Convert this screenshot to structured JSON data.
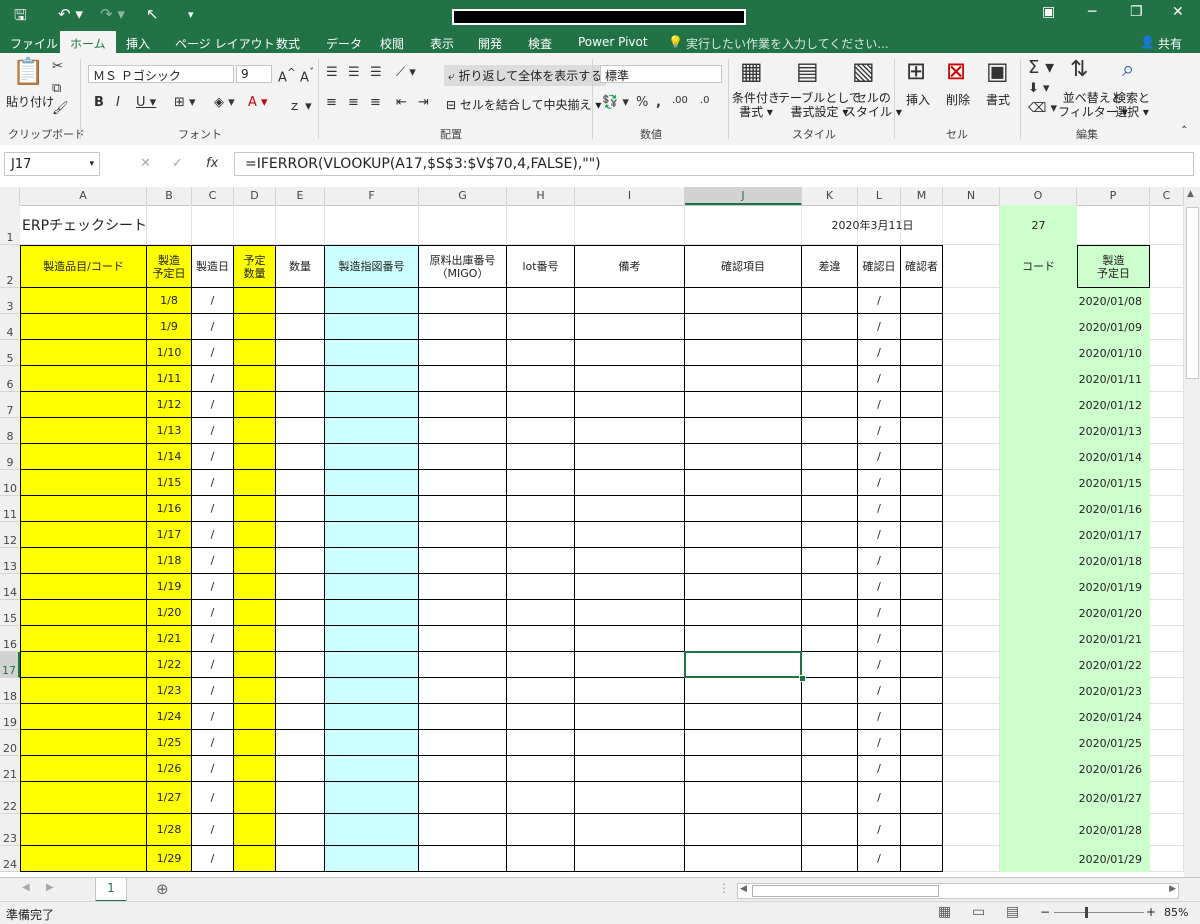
{
  "titlebar": {
    "save_icon": "save-icon",
    "undo_icon": "undo-icon",
    "redo_icon": "redo-icon",
    "cursor_icon": "pointer-icon"
  },
  "tabs": [
    "ファイル",
    "ホーム",
    "挿入",
    "ページ レイアウト",
    "数式",
    "データ",
    "校閲",
    "表示",
    "開発",
    "検査",
    "Power Pivot"
  ],
  "tell_me": "実行したい作業を入力してください...",
  "share": "共有",
  "ribbon": {
    "paste": "貼り付け",
    "font_name": "ＭＳ Ｐゴシック",
    "font_size": "9",
    "wrap_text": "折り返して全体を表示する",
    "merge_center": "セルを結合して中央揃え",
    "number_format": "標準",
    "cond_format": [
      "条件付き",
      "書式 ▾"
    ],
    "table_format": [
      "テーブルとして",
      "書式設定 ▾"
    ],
    "cell_style": [
      "セルの",
      "スタイル ▾"
    ],
    "insert": "挿入",
    "delete": "削除",
    "format": "書式",
    "sort_filter": [
      "並べ替えと",
      "フィルター ▾"
    ],
    "find_select": [
      "検索と",
      "選択 ▾"
    ],
    "groups": [
      "クリップボード",
      "フォント",
      "配置",
      "数値",
      "スタイル",
      "セル",
      "編集"
    ]
  },
  "formula_bar": {
    "name_box": "J17",
    "formula": "=IFERROR(VLOOKUP(A17,$S$3:$V$70,4,FALSE),\"\")"
  },
  "columns": [
    "A",
    "B",
    "C",
    "D",
    "E",
    "F",
    "G",
    "H",
    "I",
    "J",
    "K",
    "L",
    "M",
    "N",
    "O",
    "P",
    "C"
  ],
  "sheet": {
    "title": "ERPチェックシート",
    "date": "2020年3月11日",
    "o1": "27",
    "headers": {
      "a": "製造品目/コード",
      "b": "製造\n予定日",
      "c": "製造日",
      "d": "予定\n数量",
      "e": "数量",
      "f": "製造指図番号",
      "g": "原料出庫番号\n（MIGO）",
      "h": "lot番号",
      "i": "備考",
      "j": "確認項目",
      "k": "差違",
      "l": "確認日",
      "m": "確認者",
      "o": "コード",
      "p": "製造\n予定日"
    },
    "rows": [
      {
        "num": "3",
        "b": "1/8",
        "p": "2020/01/08"
      },
      {
        "num": "4",
        "b": "1/9",
        "p": "2020/01/09"
      },
      {
        "num": "5",
        "b": "1/10",
        "p": "2020/01/10"
      },
      {
        "num": "6",
        "b": "1/11",
        "p": "2020/01/11"
      },
      {
        "num": "7",
        "b": "1/12",
        "p": "2020/01/12"
      },
      {
        "num": "8",
        "b": "1/13",
        "p": "2020/01/13"
      },
      {
        "num": "9",
        "b": "1/14",
        "p": "2020/01/14"
      },
      {
        "num": "10",
        "b": "1/15",
        "p": "2020/01/15"
      },
      {
        "num": "11",
        "b": "1/16",
        "p": "2020/01/16"
      },
      {
        "num": "12",
        "b": "1/17",
        "p": "2020/01/17"
      },
      {
        "num": "13",
        "b": "1/18",
        "p": "2020/01/18"
      },
      {
        "num": "14",
        "b": "1/19",
        "p": "2020/01/19"
      },
      {
        "num": "15",
        "b": "1/20",
        "p": "2020/01/20"
      },
      {
        "num": "16",
        "b": "1/21",
        "p": "2020/01/21"
      },
      {
        "num": "17",
        "b": "1/22",
        "p": "2020/01/22"
      },
      {
        "num": "18",
        "b": "1/23",
        "p": "2020/01/23"
      },
      {
        "num": "19",
        "b": "1/24",
        "p": "2020/01/24"
      },
      {
        "num": "20",
        "b": "1/25",
        "p": "2020/01/25"
      },
      {
        "num": "21",
        "b": "1/26",
        "p": "2020/01/26"
      },
      {
        "num": "22",
        "b": "1/27",
        "p": "2020/01/27"
      },
      {
        "num": "23",
        "b": "1/28",
        "p": "2020/01/28"
      },
      {
        "num": "24",
        "b": "1/29",
        "p": "2020/01/29"
      }
    ],
    "slash": "/"
  },
  "sheet_tab": "1",
  "status": {
    "ready": "準備完了",
    "zoom": "85%"
  },
  "colors": {
    "excel_green": "#217346",
    "yellow": "#ffff00",
    "cyan": "#ccffff",
    "light_green": "#ccffcc"
  }
}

- Work to complete
The records above are to be reproduced exactly; the pictures are to be left out.

- Written solution
Convert this screenshot to structured JSON data.
{
  "titlebar": {
    "save_icon": "save-icon",
    "undo_icon": "undo-icon",
    "redo_icon": "redo-icon",
    "cursor_icon": "pointer-icon"
  },
  "tabs": [
    "ファイル",
    "ホーム",
    "挿入",
    "ページ レイアウト",
    "数式",
    "データ",
    "校閲",
    "表示",
    "開発",
    "検査",
    "Power Pivot"
  ],
  "tell_me": "実行したい作業を入力してください...",
  "share": "共有",
  "ribbon": {
    "paste": "貼り付け",
    "font_name": "ＭＳ Ｐゴシック",
    "font_size": "9",
    "wrap_text": "折り返して全体を表示する",
    "merge_center": "セルを結合して中央揃え",
    "number_format": "標準",
    "cond_format": [
      "条件付き",
      "書式 ▾"
    ],
    "table_format": [
      "テーブルとして",
      "書式設定 ▾"
    ],
    "cell_style": [
      "セルの",
      "スタイル ▾"
    ],
    "insert": "挿入",
    "delete": "削除",
    "format": "書式",
    "sort_filter": [
      "並べ替えと",
      "フィルター ▾"
    ],
    "find_select": [
      "検索と",
      "選択 ▾"
    ],
    "groups": [
      "クリップボード",
      "フォント",
      "配置",
      "数値",
      "スタイル",
      "セル",
      "編集"
    ]
  },
  "formula_bar": {
    "name_box": "J17",
    "formula": "=IFERROR(VLOOKUP(A17,$S$3:$V$70,4,FALSE),\"\")"
  },
  "columns": [
    "A",
    "B",
    "C",
    "D",
    "E",
    "F",
    "G",
    "H",
    "I",
    "J",
    "K",
    "L",
    "M",
    "N",
    "O",
    "P",
    "C"
  ],
  "sheet": {
    "title": "ERPチェックシート",
    "date": "2020年3月11日",
    "o1": "27",
    "headers": {
      "a": "製造品目/コード",
      "b": "製造\n予定日",
      "c": "製造日",
      "d": "予定\n数量",
      "e": "数量",
      "f": "製造指図番号",
      "g": "原料出庫番号\n（MIGO）",
      "h": "lot番号",
      "i": "備考",
      "j": "確認項目",
      "k": "差違",
      "l": "確認日",
      "m": "確認者",
      "o": "コード",
      "p": "製造\n予定日"
    },
    "rows": [
      {
        "num": "3",
        "b": "1/8",
        "p": "2020/01/08"
      },
      {
        "num": "4",
        "b": "1/9",
        "p": "2020/01/09"
      },
      {
        "num": "5",
        "b": "1/10",
        "p": "2020/01/10"
      },
      {
        "num": "6",
        "b": "1/11",
        "p": "2020/01/11"
      },
      {
        "num": "7",
        "b": "1/12",
        "p": "2020/01/12"
      },
      {
        "num": "8",
        "b": "1/13",
        "p": "2020/01/13"
      },
      {
        "num": "9",
        "b": "1/14",
        "p": "2020/01/14"
      },
      {
        "num": "10",
        "b": "1/15",
        "p": "2020/01/15"
      },
      {
        "num": "11",
        "b": "1/16",
        "p": "2020/01/16"
      },
      {
        "num": "12",
        "b": "1/17",
        "p": "2020/01/17"
      },
      {
        "num": "13",
        "b": "1/18",
        "p": "2020/01/18"
      },
      {
        "num": "14",
        "b": "1/19",
        "p": "2020/01/19"
      },
      {
        "num": "15",
        "b": "1/20",
        "p": "2020/01/20"
      },
      {
        "num": "16",
        "b": "1/21",
        "p": "2020/01/21"
      },
      {
        "num": "17",
        "b": "1/22",
        "p": "2020/01/22"
      },
      {
        "num": "18",
        "b": "1/23",
        "p": "2020/01/23"
      },
      {
        "num": "19",
        "b": "1/24",
        "p": "2020/01/24"
      },
      {
        "num": "20",
        "b": "1/25",
        "p": "2020/01/25"
      },
      {
        "num": "21",
        "b": "1/26",
        "p": "2020/01/26"
      },
      {
        "num": "22",
        "b": "1/27",
        "p": "2020/01/27"
      },
      {
        "num": "23",
        "b": "1/28",
        "p": "2020/01/28"
      },
      {
        "num": "24",
        "b": "1/29",
        "p": "2020/01/29"
      }
    ],
    "slash": "/"
  },
  "sheet_tab": "1",
  "status": {
    "ready": "準備完了",
    "zoom": "85%"
  },
  "colors": {
    "excel_green": "#217346",
    "yellow": "#ffff00",
    "cyan": "#ccffff",
    "light_green": "#ccffcc"
  }
}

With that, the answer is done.